* _PROBLEM TO WORK ON_:
Review the listing and copy each line that holds the word "your".

-- Start THE RECORDS --

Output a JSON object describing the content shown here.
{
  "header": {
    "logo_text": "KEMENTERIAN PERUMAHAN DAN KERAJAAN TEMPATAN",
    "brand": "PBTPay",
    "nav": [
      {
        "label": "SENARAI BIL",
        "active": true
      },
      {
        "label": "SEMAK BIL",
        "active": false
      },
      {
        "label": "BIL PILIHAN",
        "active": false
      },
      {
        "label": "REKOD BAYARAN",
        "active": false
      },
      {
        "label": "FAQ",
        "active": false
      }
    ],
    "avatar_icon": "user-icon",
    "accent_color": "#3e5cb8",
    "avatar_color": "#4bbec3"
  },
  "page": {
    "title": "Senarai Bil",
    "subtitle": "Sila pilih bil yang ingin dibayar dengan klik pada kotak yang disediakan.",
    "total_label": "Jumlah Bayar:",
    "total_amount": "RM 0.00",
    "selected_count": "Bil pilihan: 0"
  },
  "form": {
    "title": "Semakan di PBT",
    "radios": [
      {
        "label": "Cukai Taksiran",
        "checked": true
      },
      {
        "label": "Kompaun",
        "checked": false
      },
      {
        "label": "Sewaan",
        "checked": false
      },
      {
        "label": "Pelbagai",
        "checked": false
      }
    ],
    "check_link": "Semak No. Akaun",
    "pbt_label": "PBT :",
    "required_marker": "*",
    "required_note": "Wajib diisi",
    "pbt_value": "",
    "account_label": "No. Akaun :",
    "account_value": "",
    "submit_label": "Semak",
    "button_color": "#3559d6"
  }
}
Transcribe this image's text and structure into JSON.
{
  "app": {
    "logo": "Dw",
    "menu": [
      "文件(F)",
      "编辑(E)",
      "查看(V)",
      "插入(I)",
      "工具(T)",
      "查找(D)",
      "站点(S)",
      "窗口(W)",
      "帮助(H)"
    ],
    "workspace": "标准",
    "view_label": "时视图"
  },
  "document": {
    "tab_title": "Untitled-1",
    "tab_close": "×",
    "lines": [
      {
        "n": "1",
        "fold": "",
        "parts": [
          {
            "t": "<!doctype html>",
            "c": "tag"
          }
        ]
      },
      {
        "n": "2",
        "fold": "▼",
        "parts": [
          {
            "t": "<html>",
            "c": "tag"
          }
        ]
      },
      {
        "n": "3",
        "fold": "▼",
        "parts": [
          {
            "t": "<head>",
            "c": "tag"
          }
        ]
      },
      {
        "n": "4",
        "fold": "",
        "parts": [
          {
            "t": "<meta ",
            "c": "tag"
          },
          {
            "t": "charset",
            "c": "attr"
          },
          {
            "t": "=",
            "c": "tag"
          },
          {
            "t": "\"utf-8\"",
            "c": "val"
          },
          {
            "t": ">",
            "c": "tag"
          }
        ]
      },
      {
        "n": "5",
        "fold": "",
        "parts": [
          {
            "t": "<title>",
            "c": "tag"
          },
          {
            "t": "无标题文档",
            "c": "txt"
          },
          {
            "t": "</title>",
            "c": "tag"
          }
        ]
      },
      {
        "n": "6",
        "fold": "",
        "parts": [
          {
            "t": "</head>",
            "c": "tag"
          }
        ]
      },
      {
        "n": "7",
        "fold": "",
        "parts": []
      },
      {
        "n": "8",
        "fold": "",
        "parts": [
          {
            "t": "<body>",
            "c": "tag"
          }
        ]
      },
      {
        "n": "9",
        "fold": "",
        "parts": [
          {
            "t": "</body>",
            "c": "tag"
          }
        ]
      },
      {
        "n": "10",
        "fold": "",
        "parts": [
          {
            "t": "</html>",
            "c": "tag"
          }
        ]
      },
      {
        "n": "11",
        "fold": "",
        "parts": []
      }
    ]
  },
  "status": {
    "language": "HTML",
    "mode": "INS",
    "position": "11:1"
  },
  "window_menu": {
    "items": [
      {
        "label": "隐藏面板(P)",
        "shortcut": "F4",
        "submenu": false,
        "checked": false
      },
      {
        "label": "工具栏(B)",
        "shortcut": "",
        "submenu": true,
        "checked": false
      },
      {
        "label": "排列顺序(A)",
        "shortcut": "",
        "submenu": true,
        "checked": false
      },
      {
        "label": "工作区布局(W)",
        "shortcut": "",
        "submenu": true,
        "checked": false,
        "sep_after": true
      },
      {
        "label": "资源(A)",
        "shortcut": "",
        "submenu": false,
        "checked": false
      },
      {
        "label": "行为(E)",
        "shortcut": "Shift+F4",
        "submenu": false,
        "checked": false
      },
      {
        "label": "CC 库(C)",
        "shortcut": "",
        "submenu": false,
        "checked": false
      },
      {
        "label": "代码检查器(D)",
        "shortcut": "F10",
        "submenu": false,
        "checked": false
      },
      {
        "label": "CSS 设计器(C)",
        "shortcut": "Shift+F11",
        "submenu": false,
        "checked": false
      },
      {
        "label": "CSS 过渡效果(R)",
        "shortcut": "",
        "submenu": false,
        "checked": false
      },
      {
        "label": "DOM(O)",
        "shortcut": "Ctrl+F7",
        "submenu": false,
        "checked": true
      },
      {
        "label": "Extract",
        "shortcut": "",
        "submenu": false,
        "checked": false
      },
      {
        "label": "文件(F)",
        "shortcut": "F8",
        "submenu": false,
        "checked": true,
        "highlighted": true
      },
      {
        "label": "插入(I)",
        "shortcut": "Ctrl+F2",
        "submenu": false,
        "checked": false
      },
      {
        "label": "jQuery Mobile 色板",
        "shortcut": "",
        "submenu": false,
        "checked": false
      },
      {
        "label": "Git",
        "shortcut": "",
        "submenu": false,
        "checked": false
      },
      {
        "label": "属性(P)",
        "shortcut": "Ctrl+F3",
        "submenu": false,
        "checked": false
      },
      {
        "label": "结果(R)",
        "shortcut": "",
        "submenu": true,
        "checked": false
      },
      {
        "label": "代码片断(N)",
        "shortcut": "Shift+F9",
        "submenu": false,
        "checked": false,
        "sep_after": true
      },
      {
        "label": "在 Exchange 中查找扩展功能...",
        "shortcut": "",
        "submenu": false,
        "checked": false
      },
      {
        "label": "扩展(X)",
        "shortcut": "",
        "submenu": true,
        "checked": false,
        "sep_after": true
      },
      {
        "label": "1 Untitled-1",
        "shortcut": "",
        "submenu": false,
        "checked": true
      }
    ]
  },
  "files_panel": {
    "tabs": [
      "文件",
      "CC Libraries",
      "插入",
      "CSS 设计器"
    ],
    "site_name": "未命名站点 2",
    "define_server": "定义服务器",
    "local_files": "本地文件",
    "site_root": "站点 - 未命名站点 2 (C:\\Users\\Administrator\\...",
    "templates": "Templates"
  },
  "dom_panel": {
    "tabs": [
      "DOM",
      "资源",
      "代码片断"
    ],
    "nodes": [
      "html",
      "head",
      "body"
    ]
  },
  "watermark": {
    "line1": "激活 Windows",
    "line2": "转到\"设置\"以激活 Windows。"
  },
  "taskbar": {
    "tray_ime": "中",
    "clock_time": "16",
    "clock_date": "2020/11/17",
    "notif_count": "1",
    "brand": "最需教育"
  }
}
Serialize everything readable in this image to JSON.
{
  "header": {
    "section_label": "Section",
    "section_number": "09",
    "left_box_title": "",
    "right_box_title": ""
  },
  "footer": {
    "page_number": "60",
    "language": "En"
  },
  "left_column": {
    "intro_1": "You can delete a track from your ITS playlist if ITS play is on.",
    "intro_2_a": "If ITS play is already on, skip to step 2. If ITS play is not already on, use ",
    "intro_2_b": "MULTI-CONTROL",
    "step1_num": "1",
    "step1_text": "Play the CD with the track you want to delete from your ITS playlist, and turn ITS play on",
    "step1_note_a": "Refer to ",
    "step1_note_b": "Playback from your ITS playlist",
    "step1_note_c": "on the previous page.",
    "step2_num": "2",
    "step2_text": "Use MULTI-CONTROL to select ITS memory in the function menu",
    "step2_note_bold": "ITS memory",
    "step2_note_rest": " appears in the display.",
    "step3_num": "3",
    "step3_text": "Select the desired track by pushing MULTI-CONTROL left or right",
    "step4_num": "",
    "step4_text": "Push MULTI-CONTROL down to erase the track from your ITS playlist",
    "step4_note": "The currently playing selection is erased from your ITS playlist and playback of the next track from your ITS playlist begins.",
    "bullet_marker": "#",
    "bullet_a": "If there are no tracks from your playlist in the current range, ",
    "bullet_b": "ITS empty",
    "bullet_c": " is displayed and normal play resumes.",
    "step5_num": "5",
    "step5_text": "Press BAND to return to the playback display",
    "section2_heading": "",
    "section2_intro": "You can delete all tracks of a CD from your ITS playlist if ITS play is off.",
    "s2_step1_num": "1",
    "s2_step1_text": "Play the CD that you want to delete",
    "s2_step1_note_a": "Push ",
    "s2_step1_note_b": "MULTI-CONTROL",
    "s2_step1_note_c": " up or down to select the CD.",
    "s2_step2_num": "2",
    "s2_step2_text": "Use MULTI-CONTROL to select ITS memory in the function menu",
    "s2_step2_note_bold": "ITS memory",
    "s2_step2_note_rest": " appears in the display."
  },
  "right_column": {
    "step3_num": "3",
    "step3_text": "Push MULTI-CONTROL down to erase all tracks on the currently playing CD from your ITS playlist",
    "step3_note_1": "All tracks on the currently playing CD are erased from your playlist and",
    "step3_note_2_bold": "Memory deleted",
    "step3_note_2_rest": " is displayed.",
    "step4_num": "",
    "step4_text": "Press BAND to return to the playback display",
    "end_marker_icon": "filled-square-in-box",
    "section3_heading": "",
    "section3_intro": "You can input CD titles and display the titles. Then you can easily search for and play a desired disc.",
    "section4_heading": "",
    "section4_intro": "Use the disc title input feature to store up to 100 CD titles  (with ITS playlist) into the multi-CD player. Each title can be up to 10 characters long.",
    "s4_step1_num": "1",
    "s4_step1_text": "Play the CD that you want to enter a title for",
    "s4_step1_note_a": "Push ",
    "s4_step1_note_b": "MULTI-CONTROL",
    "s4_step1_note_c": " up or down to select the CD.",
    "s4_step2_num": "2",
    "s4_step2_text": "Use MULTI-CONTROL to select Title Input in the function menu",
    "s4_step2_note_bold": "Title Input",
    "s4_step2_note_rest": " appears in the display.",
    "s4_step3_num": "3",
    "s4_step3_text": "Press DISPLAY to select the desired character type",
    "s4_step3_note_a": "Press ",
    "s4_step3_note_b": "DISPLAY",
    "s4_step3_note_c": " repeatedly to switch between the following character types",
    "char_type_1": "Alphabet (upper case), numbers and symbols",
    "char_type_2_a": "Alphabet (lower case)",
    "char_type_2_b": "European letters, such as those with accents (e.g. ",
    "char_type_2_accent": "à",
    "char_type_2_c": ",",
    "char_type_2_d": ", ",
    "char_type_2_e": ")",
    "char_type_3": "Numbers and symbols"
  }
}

-- End THE RECORDS --

* _FINAL RESULT_:
    "intro_1": "You can delete a track from your ITS playlist if ITS play is on.",
    "step1_text": "Play the CD with the track you want to delete from your ITS playlist, and turn ITS play on",
    "step1_note_b": "Playback from your ITS playlist",
    "step4_text": "Push MULTI-CONTROL down to erase the track from your ITS playlist",
    "step4_note": "The currently playing selection is erased from your ITS playlist and playback of the next track from your ITS playlist begins.",
    "bullet_a": "If there are no tracks from your playlist in the current range, ",
    "section2_intro": "You can delete all tracks of a CD from your ITS playlist if ITS play is off.",
    "step3_text": "Push MULTI-CONTROL down to erase all tracks on the currently playing CD from your ITS playlist",
    "step3_note_1": "All tracks on the currently playing CD are erased from your playlist and",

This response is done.